• **DESCRIPTION OF THE TASK**
Each line of the data that includes the string "Testing" is to be copied out.

• **EXTRACTED MATERIAL**
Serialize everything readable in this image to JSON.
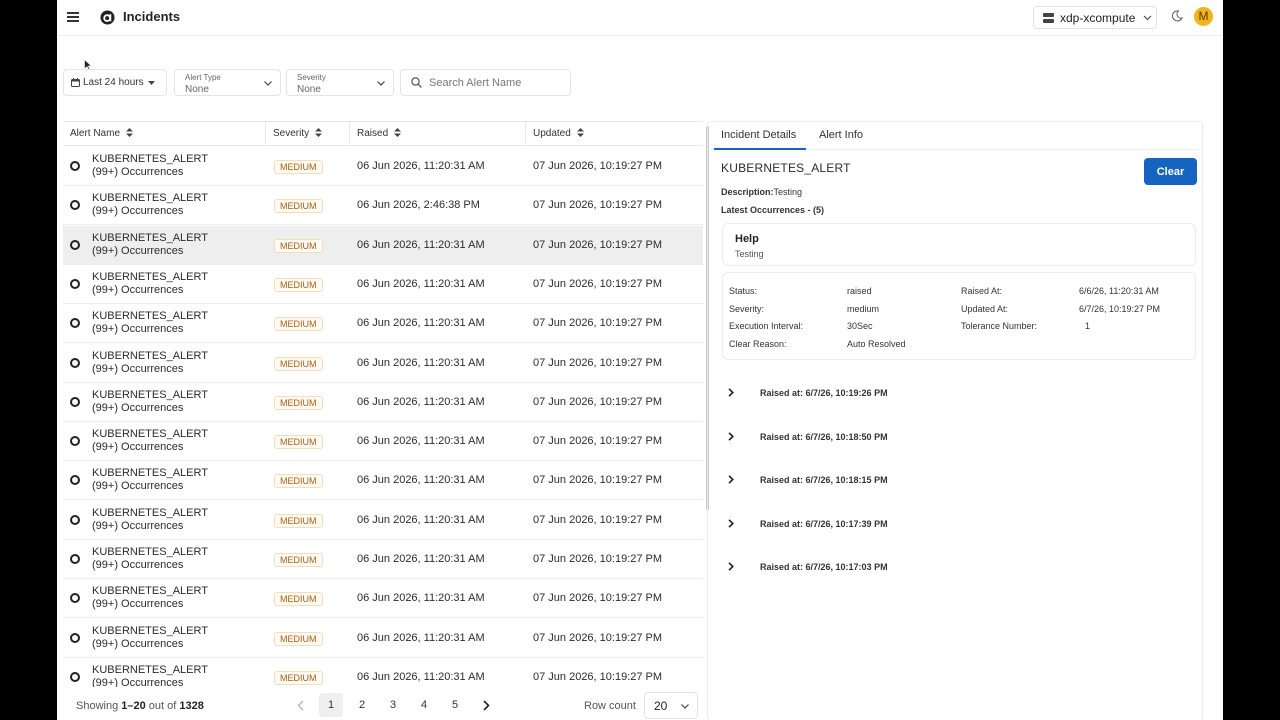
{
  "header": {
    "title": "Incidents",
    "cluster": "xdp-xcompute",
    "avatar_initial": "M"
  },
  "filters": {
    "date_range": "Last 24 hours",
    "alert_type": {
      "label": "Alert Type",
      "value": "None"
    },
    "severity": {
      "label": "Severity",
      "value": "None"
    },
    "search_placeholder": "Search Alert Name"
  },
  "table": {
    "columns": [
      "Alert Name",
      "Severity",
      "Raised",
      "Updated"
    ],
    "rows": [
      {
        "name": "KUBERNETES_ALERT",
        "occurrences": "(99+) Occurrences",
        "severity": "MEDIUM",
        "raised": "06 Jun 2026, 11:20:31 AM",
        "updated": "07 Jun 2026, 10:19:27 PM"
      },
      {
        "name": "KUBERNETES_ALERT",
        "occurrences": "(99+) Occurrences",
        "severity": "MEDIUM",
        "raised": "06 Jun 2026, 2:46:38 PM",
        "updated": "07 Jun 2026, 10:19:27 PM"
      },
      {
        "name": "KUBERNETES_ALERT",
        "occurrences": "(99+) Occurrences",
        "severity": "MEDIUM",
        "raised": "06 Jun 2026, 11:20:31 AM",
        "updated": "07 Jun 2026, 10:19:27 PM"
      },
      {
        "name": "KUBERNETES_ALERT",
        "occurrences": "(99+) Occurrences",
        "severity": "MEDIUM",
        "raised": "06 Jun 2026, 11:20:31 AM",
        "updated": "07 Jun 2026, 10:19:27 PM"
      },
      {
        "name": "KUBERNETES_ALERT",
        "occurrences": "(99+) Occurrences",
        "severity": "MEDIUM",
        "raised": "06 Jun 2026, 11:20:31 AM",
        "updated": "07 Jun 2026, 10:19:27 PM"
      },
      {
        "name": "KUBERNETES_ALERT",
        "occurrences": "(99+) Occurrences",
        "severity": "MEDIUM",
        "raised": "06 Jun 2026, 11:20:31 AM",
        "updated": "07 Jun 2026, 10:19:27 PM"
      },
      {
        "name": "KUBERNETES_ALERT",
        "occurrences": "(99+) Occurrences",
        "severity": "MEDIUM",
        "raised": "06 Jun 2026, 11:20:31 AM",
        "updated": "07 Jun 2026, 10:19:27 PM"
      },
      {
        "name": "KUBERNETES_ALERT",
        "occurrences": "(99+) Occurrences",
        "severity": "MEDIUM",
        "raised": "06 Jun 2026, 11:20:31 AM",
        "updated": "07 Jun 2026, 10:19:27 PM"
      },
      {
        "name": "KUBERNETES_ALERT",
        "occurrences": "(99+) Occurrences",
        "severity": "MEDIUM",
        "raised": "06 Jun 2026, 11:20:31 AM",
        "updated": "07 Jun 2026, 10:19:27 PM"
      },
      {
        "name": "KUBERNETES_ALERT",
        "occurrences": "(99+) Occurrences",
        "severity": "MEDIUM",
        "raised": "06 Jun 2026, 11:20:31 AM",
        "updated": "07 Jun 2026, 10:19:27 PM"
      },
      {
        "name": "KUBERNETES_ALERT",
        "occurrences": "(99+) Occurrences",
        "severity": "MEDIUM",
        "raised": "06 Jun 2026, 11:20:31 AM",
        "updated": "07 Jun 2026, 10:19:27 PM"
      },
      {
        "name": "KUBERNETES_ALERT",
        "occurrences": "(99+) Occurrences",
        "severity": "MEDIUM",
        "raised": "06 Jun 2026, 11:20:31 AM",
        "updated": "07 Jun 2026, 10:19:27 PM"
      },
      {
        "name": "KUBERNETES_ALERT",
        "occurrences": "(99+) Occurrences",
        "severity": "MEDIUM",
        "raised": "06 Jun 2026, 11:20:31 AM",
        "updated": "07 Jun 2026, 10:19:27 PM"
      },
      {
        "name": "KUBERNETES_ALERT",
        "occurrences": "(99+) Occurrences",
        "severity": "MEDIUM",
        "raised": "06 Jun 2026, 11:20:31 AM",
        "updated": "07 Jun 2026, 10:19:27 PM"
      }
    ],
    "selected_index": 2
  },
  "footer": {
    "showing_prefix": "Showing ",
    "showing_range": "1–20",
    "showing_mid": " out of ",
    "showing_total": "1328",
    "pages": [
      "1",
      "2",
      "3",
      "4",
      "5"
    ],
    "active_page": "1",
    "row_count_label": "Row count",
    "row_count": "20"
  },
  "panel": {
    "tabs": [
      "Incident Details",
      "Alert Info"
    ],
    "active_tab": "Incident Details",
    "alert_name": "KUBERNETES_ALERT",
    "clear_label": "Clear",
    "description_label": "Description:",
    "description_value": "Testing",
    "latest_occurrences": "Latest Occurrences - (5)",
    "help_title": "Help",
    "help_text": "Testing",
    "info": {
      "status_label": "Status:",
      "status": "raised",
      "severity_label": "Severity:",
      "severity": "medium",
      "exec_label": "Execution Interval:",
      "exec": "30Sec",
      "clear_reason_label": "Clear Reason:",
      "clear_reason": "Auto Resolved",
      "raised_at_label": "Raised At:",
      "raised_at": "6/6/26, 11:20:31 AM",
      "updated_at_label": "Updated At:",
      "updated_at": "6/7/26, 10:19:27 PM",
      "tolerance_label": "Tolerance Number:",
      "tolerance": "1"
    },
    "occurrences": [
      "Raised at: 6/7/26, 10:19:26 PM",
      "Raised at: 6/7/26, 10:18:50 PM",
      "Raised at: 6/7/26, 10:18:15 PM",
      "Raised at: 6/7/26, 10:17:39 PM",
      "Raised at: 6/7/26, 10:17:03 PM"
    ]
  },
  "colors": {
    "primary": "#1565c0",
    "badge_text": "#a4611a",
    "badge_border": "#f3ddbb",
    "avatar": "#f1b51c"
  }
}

• **THE RESPONSE**
    "description_value": "Testing",
    "help_text": "Testing",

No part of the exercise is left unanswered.